§ Written exercise
Write out the full set of records exactly. Any pictures in them do not belong in the copy.

[Stored dataset items]
****************************************
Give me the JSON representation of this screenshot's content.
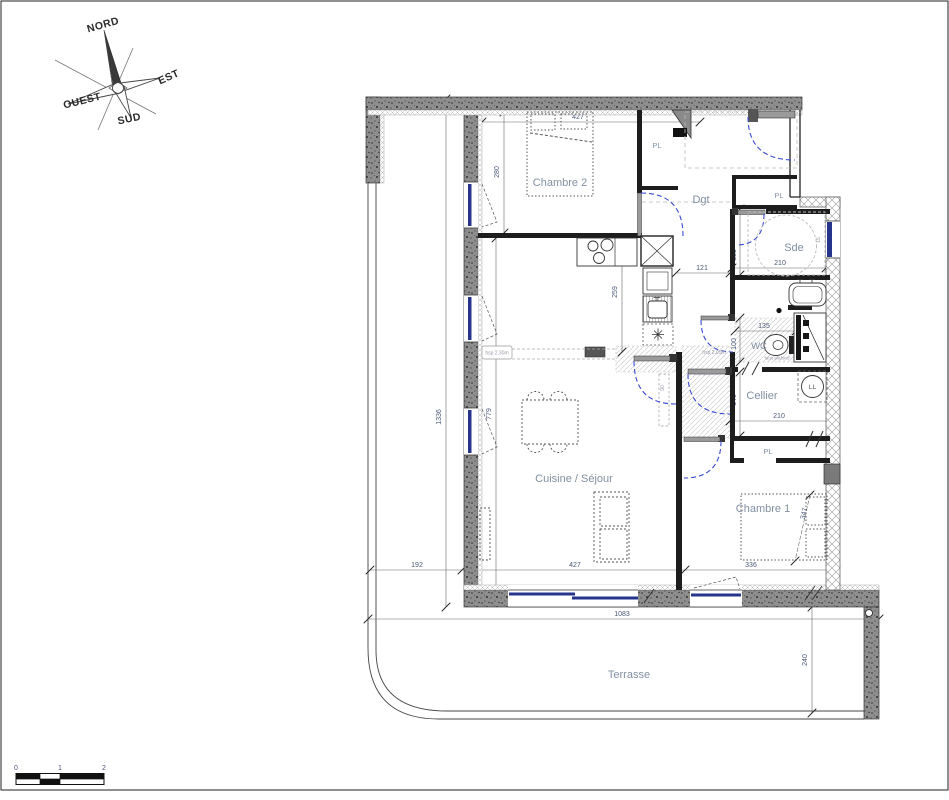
{
  "compass": {
    "north": "NORD",
    "east": "EST",
    "west": "OUEST",
    "south": "SUD"
  },
  "rooms": {
    "chambre2": "Chambre 2",
    "dgt": "Dgt",
    "sde": "Sde",
    "wc": "WC",
    "cellier": "Cellier",
    "cuisine_sejour": "Cuisine / Séjour",
    "chambre1": "Chambre 1",
    "terrasse": "Terrasse",
    "closet_dgt": "PL",
    "closet_entry": "PL",
    "closet_chambre1": "PL",
    "washer": "LL"
  },
  "dims": {
    "apt_height": "1336",
    "chambre2_width": "427",
    "chambre2_height": "280",
    "kitchen_depth": "259",
    "kitchen_passage": "121",
    "sde_depth": "135",
    "sde_width": "210",
    "sde_window": "15",
    "wc_width": "135",
    "wc_depth": "100",
    "corridor_door": "90",
    "cellier_depth": "140",
    "cellier_width": "210",
    "chambre1_depth": "347",
    "chambre1_width": "336",
    "sejour_depth": "779",
    "sejour_width": "427",
    "left_offset": "192",
    "terrasse_width": "1083",
    "terrasse_depth": "240"
  },
  "annotations": {
    "hsp_sejour": "hsp 2.30m",
    "hsp_corridor": "hsp 2.05m",
    "faux_plafond_corridor": "faux plafond",
    "faux_plafond_wc": "faux plafond"
  },
  "scale_bar": {
    "zero": "0",
    "one": "1",
    "two": "2"
  },
  "colors": {
    "wall_concrete": "#8e8e8e",
    "partition_black": "#1d1d1d",
    "window_blue": "#27348b",
    "door_arc_blue": "#3a4bd0",
    "dim_text": "#4a5878",
    "room_label": "#8290a2"
  }
}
****************************************
§ The result
Give me the JSON representation of this screenshot's content.
{
  "compass": {
    "north": "NORD",
    "east": "EST",
    "west": "OUEST",
    "south": "SUD"
  },
  "rooms": {
    "chambre2": "Chambre 2",
    "dgt": "Dgt",
    "sde": "Sde",
    "wc": "WC",
    "cellier": "Cellier",
    "cuisine_sejour": "Cuisine / Séjour",
    "chambre1": "Chambre 1",
    "terrasse": "Terrasse",
    "closet_dgt": "PL",
    "closet_entry": "PL",
    "closet_chambre1": "PL",
    "washer": "LL"
  },
  "dims": {
    "apt_height": "1336",
    "chambre2_width": "427",
    "chambre2_height": "280",
    "kitchen_depth": "259",
    "kitchen_passage": "121",
    "sde_depth": "135",
    "sde_width": "210",
    "sde_window": "15",
    "wc_width": "135",
    "wc_depth": "100",
    "corridor_door": "90",
    "cellier_depth": "140",
    "cellier_width": "210",
    "chambre1_depth": "347",
    "chambre1_width": "336",
    "sejour_depth": "779",
    "sejour_width": "427",
    "left_offset": "192",
    "terrasse_width": "1083",
    "terrasse_depth": "240"
  },
  "annotations": {
    "hsp_sejour": "hsp 2.30m",
    "hsp_corridor": "hsp 2.05m",
    "faux_plafond_corridor": "faux plafond",
    "faux_plafond_wc": "faux plafond"
  },
  "scale_bar": {
    "zero": "0",
    "one": "1",
    "two": "2"
  },
  "colors": {
    "wall_concrete": "#8e8e8e",
    "partition_black": "#1d1d1d",
    "window_blue": "#27348b",
    "door_arc_blue": "#3a4bd0",
    "dim_text": "#4a5878",
    "room_label": "#8290a2"
  }
}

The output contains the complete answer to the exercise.